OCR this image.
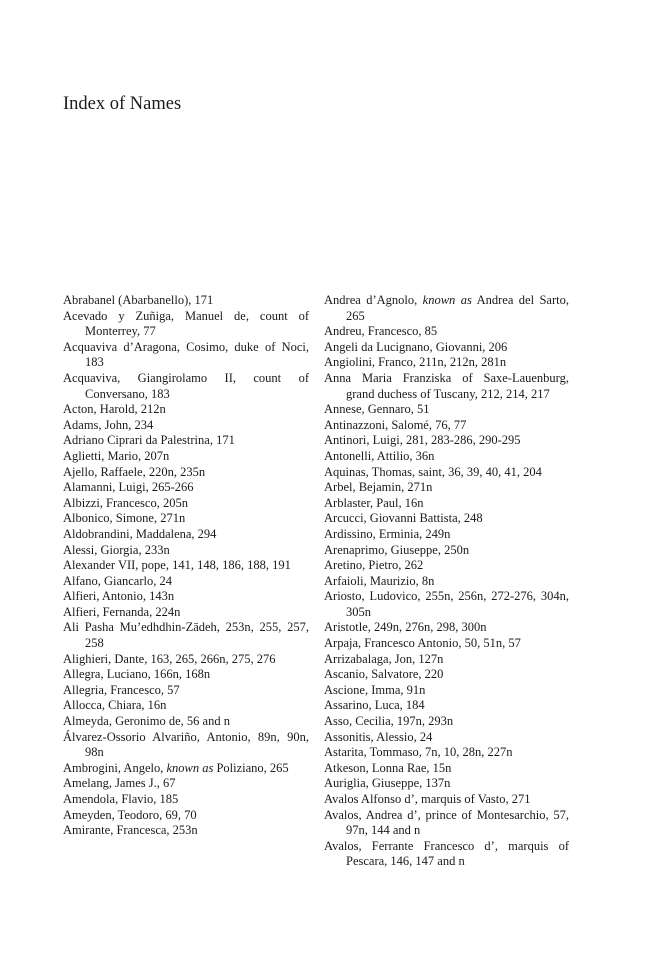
Index of Names

Abrabanel (Abarbanello), 171

Acevado y Zuñiga, Manuel de, count of Monterrey, 77

Acquaviva d’Aragona, Cosimo, duke of Noci, 183

Acquaviva, Giangirolamo II, count of Conversano, 183

Acton, Harold, 212n

Adams, John, 234

Adriano Ciprari da Palestrina, 171

Aglietti, Mario, 207n

Ajello, Raffaele, 220n, 235n

Alamanni, Luigi, 265-266

Albizzi, Francesco, 205n

Albonico, Simone, 271n

Aldobrandini, Maddalena, 294

Alessi, Giorgia, 233n

Alexander VII, pope, 141, 148, 186, 188, 191

Alfano, Giancarlo, 24

Alfieri, Antonio, 143n

Alfieri, Fernanda, 224n

Ali Pasha Mu’edhdhin-Zādeh, 253n, 255, 257, 258

Alighieri, Dante, 163, 265, 266n, 275, 276

Allegra, Luciano, 166n, 168n

Allegria, Francesco, 57

Allocca, Chiara, 16n

Almeyda, Geronimo de, 56 and n

Álvarez-Ossorio Alvariño, Antonio, 89n, 90n, 98n

Ambrogini, Angelo, known as Poliziano, 265

Amelang, James J., 67

Amendola, Flavio, 185

Ameyden, Teodoro, 69, 70

Amirante, Francesca, 253n

Andrea d’Agnolo, known as Andrea del Sarto, 265

Andreu, Francesco, 85

Angeli da Lucignano, Giovanni, 206

Angiolini, Franco, 211n, 212n, 281n

Anna Maria Franziska of Saxe-Lauenburg, grand duchess of Tuscany, 212, 214, 217

Annese, Gennaro, 51

Antinazzoni, Salomé, 76, 77

Antinori, Luigi, 281, 283-286, 290-295

Antonelli, Attilio, 36n

Aquinas, Thomas, saint, 36, 39, 40, 41, 204

Arbel, Bejamin, 271n

Arblaster, Paul, 16n

Arcucci, Giovanni Battista, 248

Ardissino, Erminia, 249n

Arenaprimo, Giuseppe, 250n

Aretino, Pietro, 262

Arfaioli, Maurizio, 8n

Ariosto, Ludovico, 255n, 256n, 272-276, 304n, 305n

Aristotle, 249n, 276n, 298, 300n

Arpaja, Francesco Antonio, 50, 51n, 57

Arrizabalaga, Jon, 127n

Ascanio, Salvatore, 220

Ascione, Imma, 91n

Assarino, Luca, 184

Asso, Cecilia, 197n, 293n

Assonitis, Alessio, 24

Astarita, Tommaso, 7n, 10, 28n, 227n

Atkeson, Lonna Rae, 15n

Auriglia, Giuseppe, 137n

Avalos Alfonso d’, marquis of Vasto, 271

Avalos, Andrea d’, prince of Montesarchio, 57, 97n, 144 and n

Avalos, Ferrante Francesco d’, marquis of Pescara, 146, 147 and n
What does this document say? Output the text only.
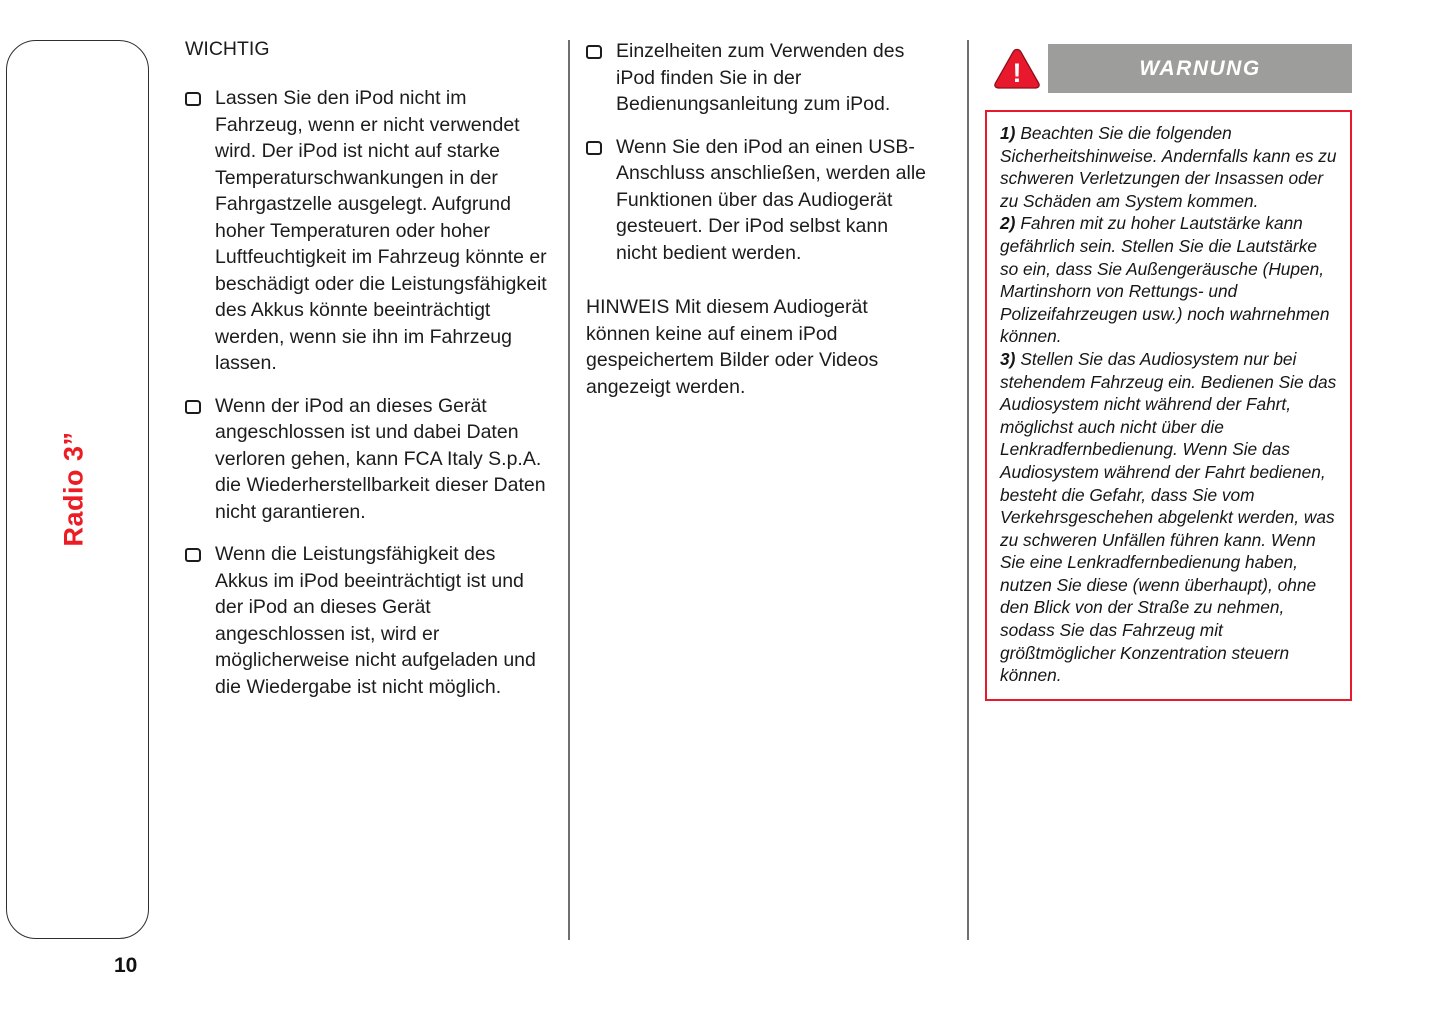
Radio 3”
10
WICHTIG

Lassen Sie den iPod nicht im Fahrzeug, wenn er nicht verwendet wird. Der iPod ist nicht auf starke Temperaturschwankungen in der Fahrgastzelle ausgelegt. Aufgrund hoher Temperaturen oder hoher Luftfeuchtigkeit im Fahrzeug könnte er beschädigt oder die Leistungsfähigkeit des Akkus könnte beeinträchtigt werden, wenn sie ihn im Fahrzeug lassen.

Wenn der iPod an dieses Gerät angeschlossen ist und dabei Daten verloren gehen, kann FCA Italy S.p.A. die Wiederherstellbarkeit dieser Daten nicht garantieren.

Wenn die Leistungsfähigkeit des Akkus im iPod beeinträchtigt ist und der iPod an dieses Gerät angeschlossen ist, wird er möglicherweise nicht aufgeladen und die Wiedergabe ist nicht möglich.

Einzelheiten zum Verwenden des iPod finden Sie in der Bedienungsanleitung zum iPod.

Wenn Sie den iPod an einen USB-Anschluss anschließen, werden alle Funktionen über das Audiogerät gesteuert. Der iPod selbst kann nicht bedient werden.

HINWEIS Mit diesem Audiogerät können keine auf einem iPod gespeichertem Bilder oder Videos angezeigt werden.

!	WARNUNG

1) Beachten Sie die folgenden Sicherheitshinweise. Andernfalls kann es zu schweren Verletzungen der Insassen oder zu Schäden am System kommen.

2) Fahren mit zu hoher Lautstärke kann gefährlich sein. Stellen Sie die Lautstärke so ein, dass Sie Außengeräusche (Hupen, Martinshorn von Rettungs- und Polizeifahrzeugen usw.) noch wahrnehmen können.

3) Stellen Sie das Audiosystem nur bei stehendem Fahrzeug ein. Bedienen Sie das Audiosystem nicht während der Fahrt, möglichst auch nicht über die Lenkradfernbedienung. Wenn Sie das Audiosystem während der Fahrt bedienen, besteht die Gefahr, dass Sie vom Verkehrsgeschehen abgelenkt werden, was zu schweren Unfällen führen kann. Wenn Sie eine Lenkradfernbedienung haben, nutzen Sie diese (wenn überhaupt), ohne den Blick von der Straße zu nehmen, sodass Sie das Fahrzeug mit größtmöglicher Konzentration steuern können.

• What you should do: From the listing above, copy every line that includes the word "Alfieri".

• Full answer:
Alfieri, Antonio, 143n
Alfieri, Fernanda, 224n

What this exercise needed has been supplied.